-- begin Exercise inputs --

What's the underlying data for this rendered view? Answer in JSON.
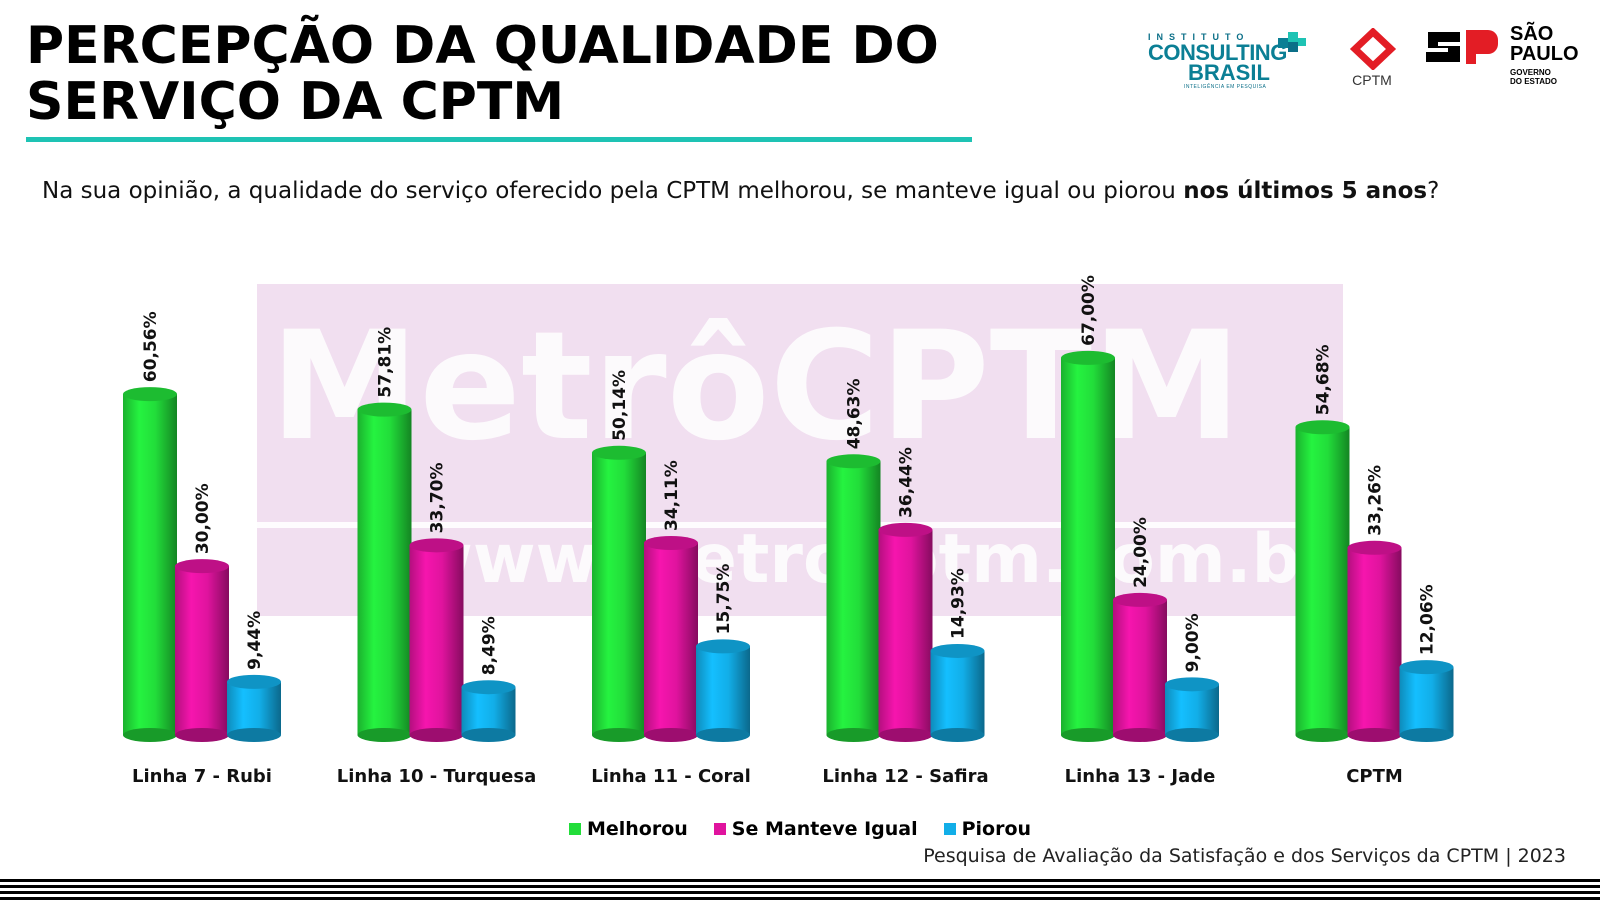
{
  "header": {
    "title_line1": "PERCEPÇÃO DA QUALIDADE DO",
    "title_line2": "SERVIÇO DA CPTM",
    "accent_color": "#1ec3b4"
  },
  "question": {
    "text_before": "Na sua opinião, a qualidade do serviço oferecido pela CPTM  melhorou, se manteve igual ou piorou ",
    "text_bold": "nos últimos 5 anos",
    "text_after": "?"
  },
  "logos": {
    "consulting": {
      "small": "INSTITUTO",
      "line1": "CONSULTING",
      "line2": "BRASIL",
      "tagline": "INTELIGÊNCIA EM PESQUISA",
      "icon": "consulting-logo-mark"
    },
    "cptm": {
      "label": "CPTM",
      "icon": "cptm-diamond-logo"
    },
    "sp": {
      "line1": "SÃO",
      "line2": "PAULO",
      "sub1": "GOVERNO",
      "sub2": "DO ESTADO",
      "icon": "sp-government-logo"
    }
  },
  "watermark": {
    "text": "MetrôCPTM",
    "url": "www.metrocptm.com.br"
  },
  "chart_data": {
    "type": "bar",
    "title": "",
    "xlabel": "",
    "ylabel": "",
    "ylim": [
      0,
      70
    ],
    "grid": false,
    "legend_position": "bottom-center",
    "categories": [
      "Linha 7 - Rubi",
      "Linha 10 - Turquesa",
      "Linha 11 - Coral",
      "Linha 12 - Safira",
      "Linha 13 - Jade",
      "CPTM"
    ],
    "series": [
      {
        "name": "Melhorou",
        "color": "#22dd3a",
        "values": [
          60.56,
          57.81,
          50.14,
          48.63,
          67.0,
          54.68
        ],
        "labels": [
          "60,56%",
          "57,81%",
          "50,14%",
          "48,63%",
          "67,00%",
          "54,68%"
        ]
      },
      {
        "name": "Se Manteve Igual",
        "color": "#e0139e",
        "values": [
          30.0,
          33.7,
          34.11,
          36.44,
          24.0,
          33.26
        ],
        "labels": [
          "30,00%",
          "33,70%",
          "34,11%",
          "36,44%",
          "24,00%",
          "33,26%"
        ]
      },
      {
        "name": "Piorou",
        "color": "#12aee8",
        "values": [
          9.44,
          8.49,
          15.75,
          14.93,
          9.0,
          12.06
        ],
        "labels": [
          "9,44%",
          "8,49%",
          "15,75%",
          "14,93%",
          "9,00%",
          "12,06%"
        ]
      }
    ]
  },
  "footer": {
    "source": "Pesquisa de Avaliação da Satisfação e dos Serviços da CPTM | 2023"
  }
}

-- end Exercise inputs --

**Task statement:** Find the word "name" in the entries above and gather every line that holds it.

**Response below:**
        "name": "Melhorou",
        "name": "Se Manteve Igual",
        "name": "Piorou",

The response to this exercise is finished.